_Stated task:_
Where the line holding "OCR this image." appears, start copying, and continue exactly through the last line of the listing, skipping pictures.
◆ ◆ ◆ ◆ ◆
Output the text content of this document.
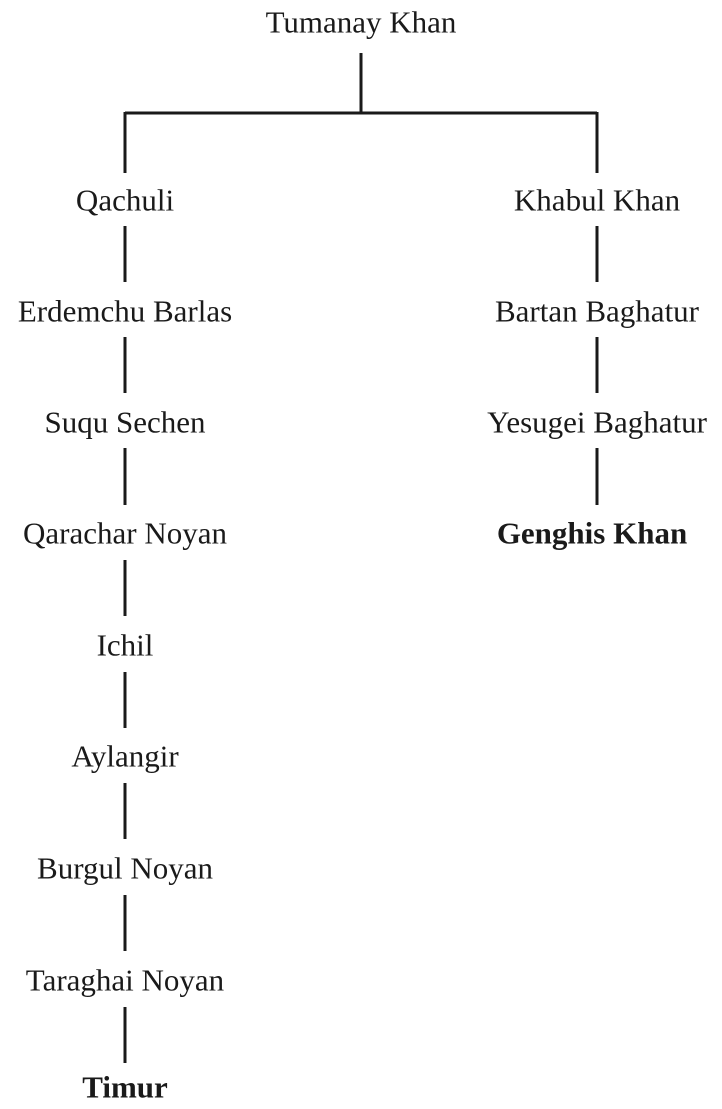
Tumanay Khan
Qachuli
Erdemchu Barlas
Suqu Sechen
Qarachar Noyan
Ichil
Aylangir
Burgul Noyan
Taraghai Noyan
Timur
Khabul Khan
Bartan Baghatur
Yesugei Baghatur
Genghis Khan
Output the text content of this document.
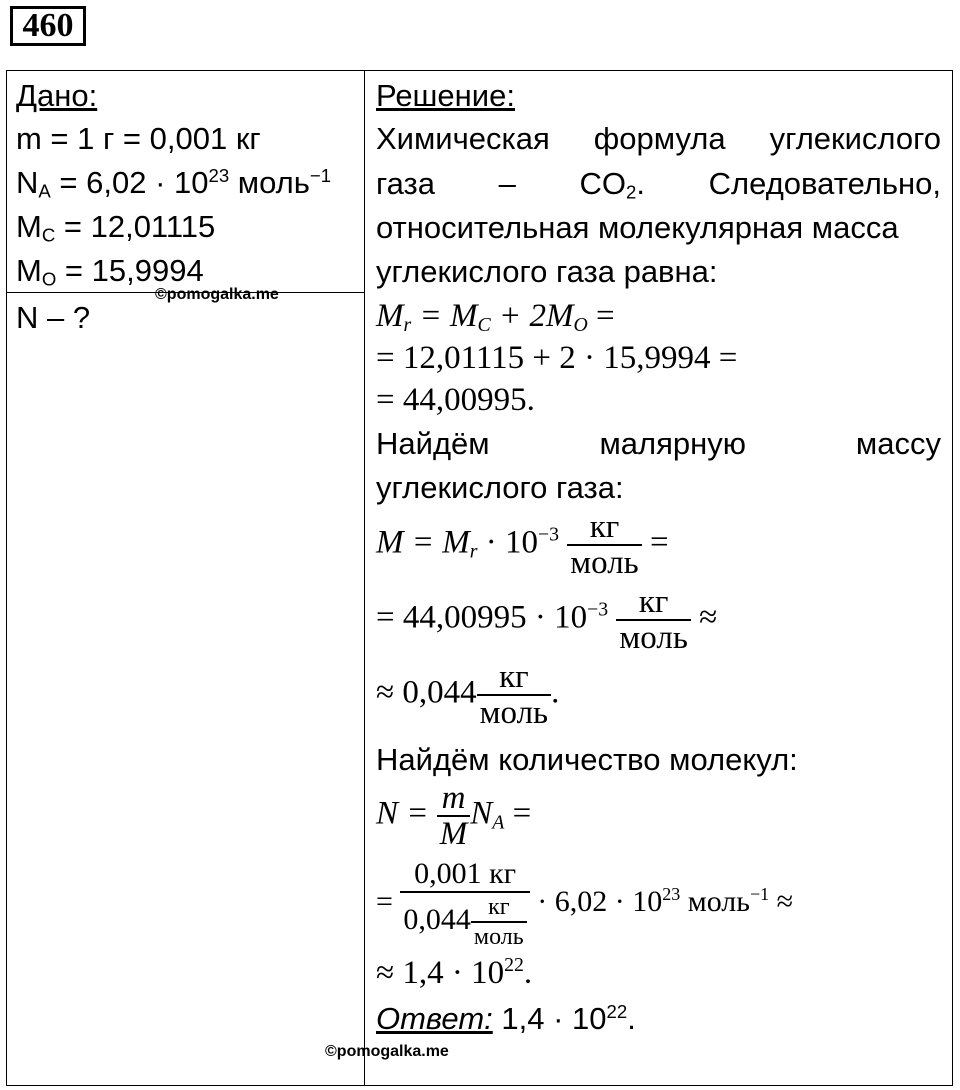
460
Дано:
m = 1 г = 0,001 кг
$N_A = 6,02 \cdot 10^{23}$ моль$^{-1}$
$M_C = 12,01115$
$M_O = 15,9994$
©pomogalka.me
N – ?
Решение:
Химическая формула углекислого
газа – $CO_2$. Следовательно,
относительная молекулярная масса
углекислого газа равна:
$M_r = M_C + 2M_O$ =
= 12,01115 + 2 · 15,9994 =
= 44,00995.
Найдём	малярную	массу
углекислого газа:
$M = M_r \cdot 10^{-3} \frac{кг}{\text{моль}}$ =
= $44,00995 \cdot 10^{-3} \frac{кг}{\text{моль}}$ ≈
≈ $0,044 \frac{кг}{\text{моль}}$ .
Найдём количество молекул:
$N = \frac{m}{M} N_A$ =
= $\frac{0,001 кг}{0,044 \frac{кг}{\text{моль}}} \cdot 6,02 \cdot 10^{23}$ моль$^{-1}$ ≈
≈ $1,4 \cdot 10^{22}$.
Ответ: $1,4 \cdot 10^{22}$.
©pomogalka.me
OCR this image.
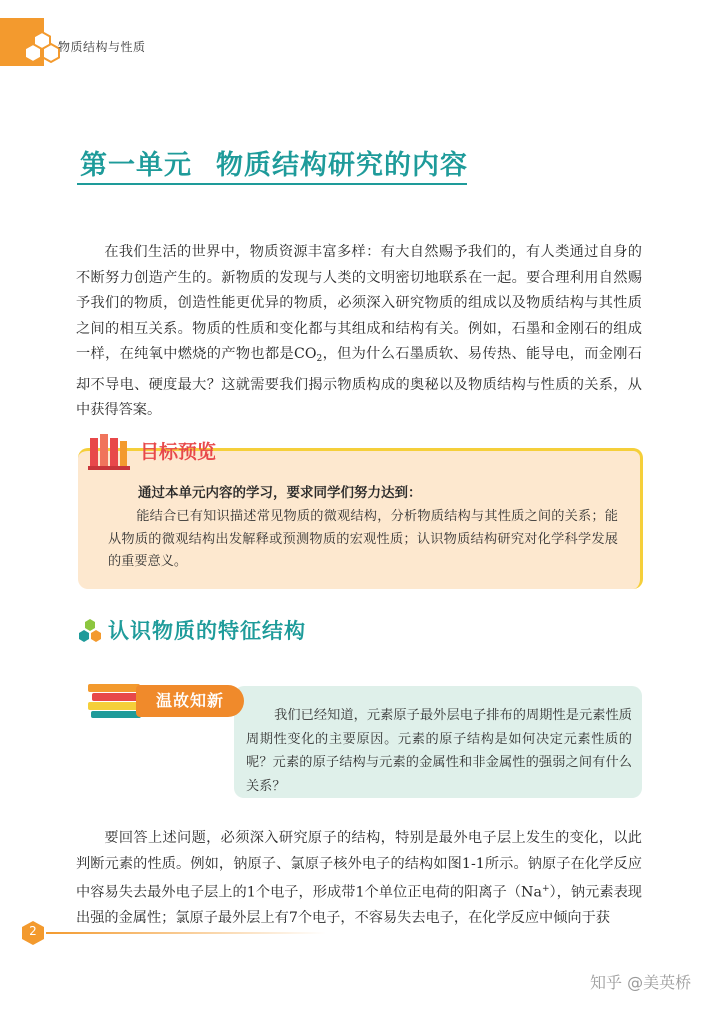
物质结构与性质
第一单元 物质结构研究的内容
在我们生活的世界中，物质资源丰富多样：有大自然赐予我们的，有人类通过自身的不断努力创造产生的。新物质的发现与人类的文明密切地联系在一起。要合理利用自然赐予我们的物质，创造性能更优异的物质，必须深入研究物质的组成以及物质结构与其性质之间的相互关系。物质的性质和变化都与其组成和结构有关。例如，石墨和金刚石的组成一样，在纯氧中燃烧的产物也都是$CO_2$，但为什么石墨质软、易传热、能导电，而金刚石却不导电、硬度最大？这就需要我们揭示物质构成的奥秘以及物质结构与性质的关系，从中获得答案。
目标预览
通过本单元内容的学习，要求同学们努力达到：
能结合已有知识描述常见物质的微观结构，分析物质结构与其性质之间的关系；能从物质的微观结构出发解释或预测物质的宏观性质；认识物质结构研究对化学科学发展的重要意义。
认识物质的特征结构
温故知新
我们已经知道，元素原子最外层电子排布的周期性是元素性质周期性变化的主要原因。元素的原子结构是如何决定元素性质的呢？元素的原子结构与元素的金属性和非金属性的强弱之间有什么关系？
要回答上述问题，必须深入研究原子的结构，特别是最外电子层上发生的变化，以此判断元素的性质。例如，钠原子、氯原子核外电子的结构如图1-1所示。钠原子在化学反应中容易失去最外电子层上的1个电子，形成带1个单位正电荷的阳离子（Na+），钠元素表现出强的金属性；氯原子最外层上有7个电子，不容易失去电子，在化学反应中倾向于获
2
知乎 @美英桥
◆ ◆ ◆ ◆ ◆
_Answer:_
OCR this image.
物质结构与性质
第一单元 物质结构研究的内容
在我们生活的世界中，物质资源丰富多样：有大自然赐予我们的，有人类通过自身的不断努力创造产生的。新物质的发现与人类的文明密切地联系在一起。要合理利用自然赐予我们的物质，创造性能更优异的物质，必须深入研究物质的组成以及物质结构与其性质之间的相互关系。物质的性质和变化都与其组成和结构有关。例如，石墨和金刚石的组成一样，在纯氧中燃烧的产物也都是$CO_2$，但为什么石墨质软、易传热、能导电，而金刚石却不导电、硬度最大？这就需要我们揭示物质构成的奥秘以及物质结构与性质的关系，从中获得答案。
目标预览
通过本单元内容的学习，要求同学们努力达到：
能结合已有知识描述常见物质的微观结构，分析物质结构与其性质之间的关系；能从物质的微观结构出发解释或预测物质的宏观性质；认识物质结构研究对化学科学发展的重要意义。
认识物质的特征结构
温故知新
我们已经知道，元素原子最外层电子排布的周期性是元素性质周期性变化的主要原因。元素的原子结构是如何决定元素性质的呢？元素的原子结构与元素的金属性和非金属性的强弱之间有什么关系？
要回答上述问题，必须深入研究原子的结构，特别是最外电子层上发生的变化，以此判断元素的性质。例如，钠原子、氯原子核外电子的结构如图1-1所示。钠原子在化学反应中容易失去最外电子层上的1个电子，形成带1个单位正电荷的阳离子（Na+），钠元素表现出强的金属性；氯原子最外层上有7个电子，不容易失去电子，在化学反应中倾向于获
2
知乎 @美英桥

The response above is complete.